■ **PROBLEM TO WORK ON**
Omit all images. Write out the rest of the material exactly.

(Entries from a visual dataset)
# # # # # # #
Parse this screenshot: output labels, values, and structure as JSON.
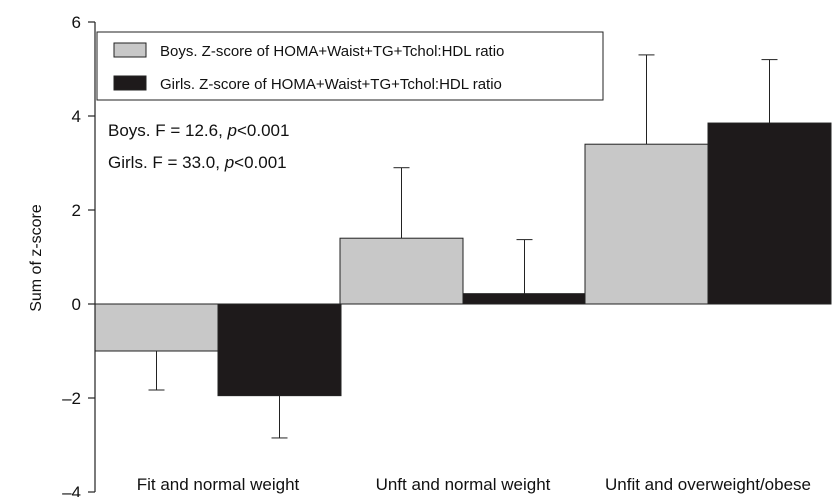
{
  "chart_data": {
    "type": "bar",
    "categories": [
      "Fit and normal weight",
      "Unft and normal weight",
      "Unfit and overweight/obese"
    ],
    "series": [
      {
        "name": "Boys. Z-score of HOMA+Waist+TG+Tchol:HDL ratio",
        "values": [
          -1.0,
          1.4,
          3.4
        ],
        "errors": [
          0.83,
          1.5,
          1.9
        ],
        "color": "#c8c8c8"
      },
      {
        "name": "Girls. Z-score of HOMA+Waist+TG+Tchol:HDL ratio",
        "values": [
          -1.95,
          0.22,
          3.85
        ],
        "errors": [
          0.9,
          1.15,
          1.35
        ],
        "color": "#1e1a1b"
      }
    ],
    "title": "",
    "xlabel": "",
    "ylabel": "Sum of z-score",
    "ylim": [
      -4,
      6
    ],
    "yticks": [
      6,
      4,
      2,
      0,
      -2,
      -4
    ],
    "ytick_labels": [
      "6",
      "4",
      "2",
      "0",
      "–2",
      "–4"
    ],
    "grid": false,
    "legend": "top-left",
    "annotations": [
      {
        "prefix": "Boys. F = 12.6, ",
        "italic": "p",
        "suffix": "<0.001"
      },
      {
        "prefix": "Girls. F = 33.0, ",
        "italic": "p",
        "suffix": "<0.001"
      }
    ]
  }
}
# # # # # # #
■ **OUTPUT FOR THIS TASK**
Parse this screenshot: output labels, values, and structure as JSON.
{
  "chart_data": {
    "type": "bar",
    "categories": [
      "Fit and normal weight",
      "Unft and normal weight",
      "Unfit and overweight/obese"
    ],
    "series": [
      {
        "name": "Boys. Z-score of HOMA+Waist+TG+Tchol:HDL ratio",
        "values": [
          -1.0,
          1.4,
          3.4
        ],
        "errors": [
          0.83,
          1.5,
          1.9
        ],
        "color": "#c8c8c8"
      },
      {
        "name": "Girls. Z-score of HOMA+Waist+TG+Tchol:HDL ratio",
        "values": [
          -1.95,
          0.22,
          3.85
        ],
        "errors": [
          0.9,
          1.15,
          1.35
        ],
        "color": "#1e1a1b"
      }
    ],
    "title": "",
    "xlabel": "",
    "ylabel": "Sum of z-score",
    "ylim": [
      -4,
      6
    ],
    "yticks": [
      6,
      4,
      2,
      0,
      -2,
      -4
    ],
    "ytick_labels": [
      "6",
      "4",
      "2",
      "0",
      "–2",
      "–4"
    ],
    "grid": false,
    "legend": "top-left",
    "annotations": [
      {
        "prefix": "Boys. F = 12.6, ",
        "italic": "p",
        "suffix": "<0.001"
      },
      {
        "prefix": "Girls. F = 33.0, ",
        "italic": "p",
        "suffix": "<0.001"
      }
    ]
  }
}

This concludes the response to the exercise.